REQUEST
Each line of the material below that holds the word "trade" needs to be copied.

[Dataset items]
--- Begin ---

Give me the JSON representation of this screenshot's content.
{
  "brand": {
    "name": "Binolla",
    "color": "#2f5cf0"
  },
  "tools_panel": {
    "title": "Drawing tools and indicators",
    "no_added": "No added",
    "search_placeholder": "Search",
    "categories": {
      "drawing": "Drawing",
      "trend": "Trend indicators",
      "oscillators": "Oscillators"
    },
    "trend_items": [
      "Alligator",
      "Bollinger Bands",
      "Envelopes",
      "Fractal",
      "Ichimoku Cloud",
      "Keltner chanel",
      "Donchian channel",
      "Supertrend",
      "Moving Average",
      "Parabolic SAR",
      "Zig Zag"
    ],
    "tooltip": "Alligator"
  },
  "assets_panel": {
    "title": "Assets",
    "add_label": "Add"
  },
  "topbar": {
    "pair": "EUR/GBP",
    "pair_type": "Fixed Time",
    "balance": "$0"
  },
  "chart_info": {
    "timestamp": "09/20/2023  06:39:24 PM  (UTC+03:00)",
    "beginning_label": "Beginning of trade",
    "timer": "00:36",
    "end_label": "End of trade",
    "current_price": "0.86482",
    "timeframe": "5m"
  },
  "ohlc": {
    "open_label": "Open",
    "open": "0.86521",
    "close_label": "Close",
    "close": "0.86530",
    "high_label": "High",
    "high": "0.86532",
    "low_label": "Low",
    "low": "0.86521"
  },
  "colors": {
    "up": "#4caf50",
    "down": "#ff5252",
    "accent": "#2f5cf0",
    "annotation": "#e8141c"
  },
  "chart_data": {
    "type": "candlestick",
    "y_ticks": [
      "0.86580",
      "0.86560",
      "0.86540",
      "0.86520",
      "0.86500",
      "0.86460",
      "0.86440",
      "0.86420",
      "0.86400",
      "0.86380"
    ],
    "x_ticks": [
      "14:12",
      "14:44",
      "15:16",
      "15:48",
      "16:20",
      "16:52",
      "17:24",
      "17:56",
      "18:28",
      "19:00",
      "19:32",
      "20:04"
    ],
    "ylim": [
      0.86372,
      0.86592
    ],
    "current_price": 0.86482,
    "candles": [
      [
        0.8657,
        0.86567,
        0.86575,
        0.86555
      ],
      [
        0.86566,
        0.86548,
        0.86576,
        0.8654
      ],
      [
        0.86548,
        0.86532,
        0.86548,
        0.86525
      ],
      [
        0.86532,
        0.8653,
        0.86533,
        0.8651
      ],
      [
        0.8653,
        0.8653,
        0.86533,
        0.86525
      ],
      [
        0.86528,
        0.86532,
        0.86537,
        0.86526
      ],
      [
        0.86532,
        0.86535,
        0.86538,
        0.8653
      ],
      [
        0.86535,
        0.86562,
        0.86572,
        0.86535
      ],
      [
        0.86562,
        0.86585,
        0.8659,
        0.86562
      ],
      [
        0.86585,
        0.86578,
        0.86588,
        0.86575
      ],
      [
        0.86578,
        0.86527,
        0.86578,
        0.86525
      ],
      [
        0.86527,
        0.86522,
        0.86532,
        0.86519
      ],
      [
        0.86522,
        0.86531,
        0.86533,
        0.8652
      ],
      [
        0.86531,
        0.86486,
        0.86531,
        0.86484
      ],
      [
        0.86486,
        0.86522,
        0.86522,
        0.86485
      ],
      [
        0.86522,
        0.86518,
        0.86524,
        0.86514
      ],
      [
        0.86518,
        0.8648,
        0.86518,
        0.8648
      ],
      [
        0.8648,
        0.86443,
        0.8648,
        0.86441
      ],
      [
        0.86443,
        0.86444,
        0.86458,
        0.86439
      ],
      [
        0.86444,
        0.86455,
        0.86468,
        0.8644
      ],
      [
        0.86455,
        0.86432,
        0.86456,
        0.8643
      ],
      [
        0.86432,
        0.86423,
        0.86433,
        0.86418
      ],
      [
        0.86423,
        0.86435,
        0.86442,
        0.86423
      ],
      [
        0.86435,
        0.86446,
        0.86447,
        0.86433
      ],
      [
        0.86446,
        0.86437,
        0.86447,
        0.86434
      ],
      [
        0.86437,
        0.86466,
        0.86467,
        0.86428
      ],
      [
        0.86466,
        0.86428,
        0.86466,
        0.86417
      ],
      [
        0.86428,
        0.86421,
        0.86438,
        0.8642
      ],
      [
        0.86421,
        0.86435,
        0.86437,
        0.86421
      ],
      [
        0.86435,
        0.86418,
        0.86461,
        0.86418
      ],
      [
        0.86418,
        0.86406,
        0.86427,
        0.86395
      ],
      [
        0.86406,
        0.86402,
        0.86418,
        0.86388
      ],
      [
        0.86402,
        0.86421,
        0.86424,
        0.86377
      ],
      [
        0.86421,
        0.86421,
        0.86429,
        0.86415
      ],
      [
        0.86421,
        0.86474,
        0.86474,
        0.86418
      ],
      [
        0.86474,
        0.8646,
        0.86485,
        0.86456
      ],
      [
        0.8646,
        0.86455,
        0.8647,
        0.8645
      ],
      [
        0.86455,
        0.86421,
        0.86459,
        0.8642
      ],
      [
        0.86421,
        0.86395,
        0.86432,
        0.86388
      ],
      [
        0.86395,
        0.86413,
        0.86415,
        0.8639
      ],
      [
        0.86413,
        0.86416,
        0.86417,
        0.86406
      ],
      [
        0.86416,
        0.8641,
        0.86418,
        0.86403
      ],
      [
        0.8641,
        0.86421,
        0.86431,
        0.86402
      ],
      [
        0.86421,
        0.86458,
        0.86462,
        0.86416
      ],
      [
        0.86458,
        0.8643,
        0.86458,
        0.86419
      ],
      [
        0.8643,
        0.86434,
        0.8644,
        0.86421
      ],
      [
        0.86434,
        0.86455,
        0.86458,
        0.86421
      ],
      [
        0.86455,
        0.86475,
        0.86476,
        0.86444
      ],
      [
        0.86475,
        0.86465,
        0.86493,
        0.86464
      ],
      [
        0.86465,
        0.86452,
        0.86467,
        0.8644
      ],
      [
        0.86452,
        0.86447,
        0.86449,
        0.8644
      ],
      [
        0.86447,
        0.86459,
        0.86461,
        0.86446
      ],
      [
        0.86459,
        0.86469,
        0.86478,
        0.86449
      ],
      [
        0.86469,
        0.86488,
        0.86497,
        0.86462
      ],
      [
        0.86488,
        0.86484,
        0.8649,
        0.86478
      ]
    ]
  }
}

--- End ---

RESPONSE TO THIS TASK
    "beginning_label": "Beginning of trade",
    "end_label": "End of trade",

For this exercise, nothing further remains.